[Box coordinate listings]
* Start *

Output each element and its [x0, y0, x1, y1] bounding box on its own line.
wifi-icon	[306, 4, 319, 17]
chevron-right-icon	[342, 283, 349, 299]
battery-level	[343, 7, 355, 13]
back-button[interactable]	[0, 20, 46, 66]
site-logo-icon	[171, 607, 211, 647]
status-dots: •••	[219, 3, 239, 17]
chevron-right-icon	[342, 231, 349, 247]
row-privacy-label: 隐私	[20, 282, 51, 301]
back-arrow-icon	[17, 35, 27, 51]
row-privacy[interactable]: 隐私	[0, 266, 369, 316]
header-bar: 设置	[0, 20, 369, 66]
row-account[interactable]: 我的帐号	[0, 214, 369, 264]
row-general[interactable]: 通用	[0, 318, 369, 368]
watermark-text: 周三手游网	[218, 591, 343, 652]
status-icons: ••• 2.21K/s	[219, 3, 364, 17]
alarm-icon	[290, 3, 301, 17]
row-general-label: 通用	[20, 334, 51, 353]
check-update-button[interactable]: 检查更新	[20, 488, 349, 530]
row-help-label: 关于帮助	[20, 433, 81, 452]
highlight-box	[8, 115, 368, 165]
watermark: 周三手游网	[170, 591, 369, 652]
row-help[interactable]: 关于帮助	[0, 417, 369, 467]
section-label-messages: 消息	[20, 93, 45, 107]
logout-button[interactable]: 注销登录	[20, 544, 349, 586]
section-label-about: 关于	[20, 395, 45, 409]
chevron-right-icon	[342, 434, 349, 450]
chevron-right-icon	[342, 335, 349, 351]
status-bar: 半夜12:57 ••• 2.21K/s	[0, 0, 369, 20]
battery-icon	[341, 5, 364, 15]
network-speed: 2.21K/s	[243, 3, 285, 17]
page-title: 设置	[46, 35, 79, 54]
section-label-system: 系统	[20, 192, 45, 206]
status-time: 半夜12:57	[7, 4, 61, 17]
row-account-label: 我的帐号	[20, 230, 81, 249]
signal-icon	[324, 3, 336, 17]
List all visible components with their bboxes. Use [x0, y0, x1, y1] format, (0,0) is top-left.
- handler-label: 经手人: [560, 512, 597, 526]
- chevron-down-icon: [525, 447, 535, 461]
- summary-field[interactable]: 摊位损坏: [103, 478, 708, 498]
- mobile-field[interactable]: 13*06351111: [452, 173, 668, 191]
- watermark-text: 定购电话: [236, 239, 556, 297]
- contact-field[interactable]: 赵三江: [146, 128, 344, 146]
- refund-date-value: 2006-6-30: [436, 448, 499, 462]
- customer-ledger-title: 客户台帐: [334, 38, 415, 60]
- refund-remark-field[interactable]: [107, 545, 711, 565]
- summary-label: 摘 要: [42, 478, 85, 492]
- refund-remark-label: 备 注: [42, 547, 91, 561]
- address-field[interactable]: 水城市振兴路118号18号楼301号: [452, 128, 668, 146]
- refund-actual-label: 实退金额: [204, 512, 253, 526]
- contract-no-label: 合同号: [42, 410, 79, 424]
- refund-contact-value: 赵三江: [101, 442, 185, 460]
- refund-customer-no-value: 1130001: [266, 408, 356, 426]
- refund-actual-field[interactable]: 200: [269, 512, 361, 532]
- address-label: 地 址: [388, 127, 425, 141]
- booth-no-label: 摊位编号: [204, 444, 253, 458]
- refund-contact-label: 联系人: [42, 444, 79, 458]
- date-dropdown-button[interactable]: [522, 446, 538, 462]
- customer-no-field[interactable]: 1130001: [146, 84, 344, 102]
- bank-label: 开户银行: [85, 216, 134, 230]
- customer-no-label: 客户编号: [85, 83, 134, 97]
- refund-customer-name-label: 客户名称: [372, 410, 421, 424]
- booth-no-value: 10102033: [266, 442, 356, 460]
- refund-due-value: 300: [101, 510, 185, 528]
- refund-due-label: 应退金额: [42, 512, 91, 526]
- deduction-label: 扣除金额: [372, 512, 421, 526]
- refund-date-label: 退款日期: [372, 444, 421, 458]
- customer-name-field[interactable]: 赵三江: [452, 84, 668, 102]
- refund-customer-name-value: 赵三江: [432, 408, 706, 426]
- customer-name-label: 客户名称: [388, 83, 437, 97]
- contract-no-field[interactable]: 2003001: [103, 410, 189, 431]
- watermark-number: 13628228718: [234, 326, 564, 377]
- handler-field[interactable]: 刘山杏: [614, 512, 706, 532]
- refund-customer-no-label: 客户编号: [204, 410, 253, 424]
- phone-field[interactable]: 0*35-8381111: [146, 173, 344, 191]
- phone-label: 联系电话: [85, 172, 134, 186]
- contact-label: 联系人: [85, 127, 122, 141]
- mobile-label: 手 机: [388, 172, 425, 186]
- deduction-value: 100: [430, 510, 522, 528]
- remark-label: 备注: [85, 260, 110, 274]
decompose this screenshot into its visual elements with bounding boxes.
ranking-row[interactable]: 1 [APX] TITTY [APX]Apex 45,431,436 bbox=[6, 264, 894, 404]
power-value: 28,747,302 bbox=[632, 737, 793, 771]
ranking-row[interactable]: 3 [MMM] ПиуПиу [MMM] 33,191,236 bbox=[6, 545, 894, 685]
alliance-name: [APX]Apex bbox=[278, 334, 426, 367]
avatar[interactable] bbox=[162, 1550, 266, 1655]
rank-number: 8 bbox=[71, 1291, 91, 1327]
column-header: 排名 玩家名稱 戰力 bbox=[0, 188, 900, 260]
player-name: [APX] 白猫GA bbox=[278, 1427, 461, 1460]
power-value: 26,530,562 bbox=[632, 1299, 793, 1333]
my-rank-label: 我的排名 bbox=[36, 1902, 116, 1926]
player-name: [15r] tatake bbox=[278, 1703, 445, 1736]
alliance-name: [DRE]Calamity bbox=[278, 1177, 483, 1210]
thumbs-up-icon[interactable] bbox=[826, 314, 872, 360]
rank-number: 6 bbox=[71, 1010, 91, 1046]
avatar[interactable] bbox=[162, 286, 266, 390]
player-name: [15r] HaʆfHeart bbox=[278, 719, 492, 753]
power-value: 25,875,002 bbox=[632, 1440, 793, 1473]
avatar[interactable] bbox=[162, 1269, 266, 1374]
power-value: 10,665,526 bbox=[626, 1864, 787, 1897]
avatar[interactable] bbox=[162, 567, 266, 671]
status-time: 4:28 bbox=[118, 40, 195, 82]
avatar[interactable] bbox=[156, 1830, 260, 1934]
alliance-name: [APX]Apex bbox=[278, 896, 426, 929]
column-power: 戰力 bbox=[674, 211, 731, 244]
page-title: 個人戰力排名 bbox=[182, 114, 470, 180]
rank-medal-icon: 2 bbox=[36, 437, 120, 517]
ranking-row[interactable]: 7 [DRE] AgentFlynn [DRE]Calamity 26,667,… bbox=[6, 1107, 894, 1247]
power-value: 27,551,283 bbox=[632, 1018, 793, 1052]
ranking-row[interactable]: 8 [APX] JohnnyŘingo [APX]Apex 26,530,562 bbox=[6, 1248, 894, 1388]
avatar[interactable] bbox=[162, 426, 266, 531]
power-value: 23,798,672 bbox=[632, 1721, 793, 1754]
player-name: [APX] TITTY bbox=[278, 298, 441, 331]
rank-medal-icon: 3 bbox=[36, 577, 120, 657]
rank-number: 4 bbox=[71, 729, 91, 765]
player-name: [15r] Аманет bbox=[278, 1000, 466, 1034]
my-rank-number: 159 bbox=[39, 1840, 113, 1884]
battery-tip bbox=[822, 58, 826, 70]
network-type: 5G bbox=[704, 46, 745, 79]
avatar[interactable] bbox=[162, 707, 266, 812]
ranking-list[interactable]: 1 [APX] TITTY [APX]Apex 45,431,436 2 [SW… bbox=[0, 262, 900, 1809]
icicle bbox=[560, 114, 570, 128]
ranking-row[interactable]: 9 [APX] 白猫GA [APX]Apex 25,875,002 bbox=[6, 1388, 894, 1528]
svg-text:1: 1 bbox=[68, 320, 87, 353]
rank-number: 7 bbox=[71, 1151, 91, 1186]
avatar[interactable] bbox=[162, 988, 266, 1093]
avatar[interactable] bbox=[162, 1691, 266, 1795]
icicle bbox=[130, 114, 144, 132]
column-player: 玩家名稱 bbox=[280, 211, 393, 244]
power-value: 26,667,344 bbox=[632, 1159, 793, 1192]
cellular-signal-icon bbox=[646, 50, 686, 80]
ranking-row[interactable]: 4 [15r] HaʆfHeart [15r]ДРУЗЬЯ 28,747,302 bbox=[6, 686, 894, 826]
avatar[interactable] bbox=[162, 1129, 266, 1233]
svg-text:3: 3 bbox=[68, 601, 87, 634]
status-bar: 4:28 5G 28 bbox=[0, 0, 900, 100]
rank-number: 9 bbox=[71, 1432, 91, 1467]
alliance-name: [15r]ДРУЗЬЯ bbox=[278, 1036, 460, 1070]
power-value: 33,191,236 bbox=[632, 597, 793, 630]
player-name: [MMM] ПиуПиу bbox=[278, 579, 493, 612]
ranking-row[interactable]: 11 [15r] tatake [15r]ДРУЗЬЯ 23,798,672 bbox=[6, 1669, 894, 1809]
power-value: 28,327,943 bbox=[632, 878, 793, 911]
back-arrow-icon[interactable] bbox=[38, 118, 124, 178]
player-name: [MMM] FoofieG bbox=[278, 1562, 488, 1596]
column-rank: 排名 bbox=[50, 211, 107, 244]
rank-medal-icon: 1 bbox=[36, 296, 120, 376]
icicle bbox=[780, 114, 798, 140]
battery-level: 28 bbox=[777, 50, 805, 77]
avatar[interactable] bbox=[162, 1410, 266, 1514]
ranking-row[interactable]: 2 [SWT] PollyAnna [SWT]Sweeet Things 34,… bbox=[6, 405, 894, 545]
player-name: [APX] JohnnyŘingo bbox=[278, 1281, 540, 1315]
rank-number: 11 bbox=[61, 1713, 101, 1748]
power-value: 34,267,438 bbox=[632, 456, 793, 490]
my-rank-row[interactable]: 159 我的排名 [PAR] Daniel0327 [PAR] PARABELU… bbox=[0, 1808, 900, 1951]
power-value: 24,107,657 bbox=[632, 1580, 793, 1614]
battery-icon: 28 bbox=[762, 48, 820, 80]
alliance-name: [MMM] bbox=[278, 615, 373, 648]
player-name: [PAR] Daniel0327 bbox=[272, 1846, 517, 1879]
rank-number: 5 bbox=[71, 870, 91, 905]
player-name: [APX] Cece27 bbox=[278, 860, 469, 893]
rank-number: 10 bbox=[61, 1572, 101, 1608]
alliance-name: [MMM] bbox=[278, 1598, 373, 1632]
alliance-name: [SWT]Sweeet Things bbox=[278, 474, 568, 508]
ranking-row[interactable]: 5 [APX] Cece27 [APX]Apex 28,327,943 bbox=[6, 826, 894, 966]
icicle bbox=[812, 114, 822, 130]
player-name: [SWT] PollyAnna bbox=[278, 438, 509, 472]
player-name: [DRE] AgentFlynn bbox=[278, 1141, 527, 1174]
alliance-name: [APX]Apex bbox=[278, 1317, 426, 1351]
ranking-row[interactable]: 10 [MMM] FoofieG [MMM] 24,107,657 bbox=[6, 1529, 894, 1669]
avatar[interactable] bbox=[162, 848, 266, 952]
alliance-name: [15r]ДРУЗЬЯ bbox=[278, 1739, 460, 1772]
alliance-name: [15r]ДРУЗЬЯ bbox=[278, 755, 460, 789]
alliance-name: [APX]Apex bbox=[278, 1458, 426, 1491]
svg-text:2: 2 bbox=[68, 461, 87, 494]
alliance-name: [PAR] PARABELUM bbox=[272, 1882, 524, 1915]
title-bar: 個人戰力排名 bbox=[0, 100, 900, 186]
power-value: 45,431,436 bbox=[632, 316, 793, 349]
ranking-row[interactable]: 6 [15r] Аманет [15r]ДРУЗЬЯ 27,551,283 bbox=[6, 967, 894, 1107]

* End *

(EXERCISE DIRECTIONS): Switch "chevron-right-icon" to "arrow-right-icon" in the records from their start through the line holding "- customer-ledger-title: 客户台帐: [334, 38, 415, 60]", inclusive, and give those lines again with nothing else changed.

(ANSWER TO THE EXERCISE):
Output each element and its [x0, y0, x1, y1] bounding box on its own line.
wifi-icon	[306, 4, 319, 17]
arrow-right-icon	[342, 283, 349, 299]
battery-level	[343, 7, 355, 13]
back-button[interactable]	[0, 20, 46, 66]
site-logo-icon	[171, 607, 211, 647]
status-dots: •••	[219, 3, 239, 17]
arrow-right-icon	[342, 231, 349, 247]
row-privacy-label: 隐私	[20, 282, 51, 301]
back-arrow-icon	[17, 35, 27, 51]
row-privacy[interactable]: 隐私	[0, 266, 369, 316]
header-bar: 设置	[0, 20, 369, 66]
row-account[interactable]: 我的帐号	[0, 214, 369, 264]
row-general[interactable]: 通用	[0, 318, 369, 368]
watermark-text: 周三手游网	[218, 591, 343, 652]
status-icons: ••• 2.21K/s	[219, 3, 364, 17]
alarm-icon	[290, 3, 301, 17]
row-general-label: 通用	[20, 334, 51, 353]
check-update-button[interactable]: 检查更新	[20, 488, 349, 530]
row-help-label: 关于帮助	[20, 433, 81, 452]
highlight-box	[8, 115, 368, 165]
watermark: 周三手游网	[170, 591, 369, 652]
row-help[interactable]: 关于帮助	[0, 417, 369, 467]
section-label-messages: 消息	[20, 93, 45, 107]
logout-button[interactable]: 注销登录	[20, 544, 349, 586]
section-label-about: 关于	[20, 395, 45, 409]
arrow-right-icon	[342, 434, 349, 450]
arrow-right-icon	[342, 335, 349, 351]
status-bar: 半夜12:57 ••• 2.21K/s	[0, 0, 369, 20]
battery-icon	[341, 5, 364, 15]
network-speed: 2.21K/s	[243, 3, 285, 17]
page-title: 设置	[46, 35, 79, 54]
section-label-system: 系统	[20, 192, 45, 206]
status-time: 半夜12:57	[7, 4, 61, 17]
row-account-label: 我的帐号	[20, 230, 81, 249]
signal-icon	[324, 3, 336, 17]
List all visible components with their bboxes. Use [x0, y0, x1, y1] format, (0,0) is top-left.
- handler-label: 经手人: [560, 512, 597, 526]
- chevron-down-icon: [525, 447, 535, 461]
- summary-field[interactable]: 摊位损坏: [103, 478, 708, 498]
- mobile-field[interactable]: 13*06351111: [452, 173, 668, 191]
- watermark-text: 定购电话: [236, 239, 556, 297]
- contact-field[interactable]: 赵三江: [146, 128, 344, 146]
- refund-date-value: 2006-6-30: [436, 448, 499, 462]
- customer-ledger-title: 客户台帐: [334, 38, 415, 60]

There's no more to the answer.